▶ _Jobs_:
[a] In the Book Notes text, what year was "Los Dinosaurios" released?
[b] Please list the subjects that the Shelf Awareness quote in the Book Notes text says the story is about.

:: Document text ::

Book Notes - Molly Prentiss "Tuesday Nights in 1980"

Tuesday Nights in 1980

In the Book Notes series, authors create and discuss a music playlist that relates in some way to their recently published book.

Previous contributors include Bret Easton Ellis, Kate Christensen, Lauren Groff, T.C. Boyle, Dana Spiotta, Amy Bloom, Aimee Bender, Jesmyn Ward, Heidi Julavits, Hari Kunzru, and many others.

Molly Prentiss's novel Tuesday Nights in 1980 is one of the year's strongest debuts.

Shelf Awareness wrote of the book:

"Tuesday Nights in 1980 is a sweepingly large and profound story about art, love and actualization, cleanly and beautifully composed... A poetic novel of ambitiously profound considerations, a large-scale drama in a series of small, perfectly rendered moments"


In her own words, here is Molly Prentiss's Book Notes music playlist for her debut novel Tuesday Nights in 1980:



"Los Dinosaurios" by Charley García
Charley García is considered the Bob Dylan of Argentina, according to my good looking Argentinian friend, Juan. In this song, released in 1983, García laments the country's disappeared population—those captured and killed by the military government in the late 70s and early 80s. One of the main characters in Tuesday Nights gets out of Argentina in time to avoid this inhumane political chaos, but his sister is left to live in a country where people are getting swooped off the street in undesignated police cars, tortured in underground prisons. Let's leave the dated musical vibe out of this discussion; the song is powerful and sad, and it uses art to harness and mourn a collective trauma—arguably one of art's most important jobs.

:::
:: Data block ::

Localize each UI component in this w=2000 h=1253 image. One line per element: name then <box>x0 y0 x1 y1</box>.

:::

▶ _Solutions_:
[a] 1983

[b] Art, love, actualization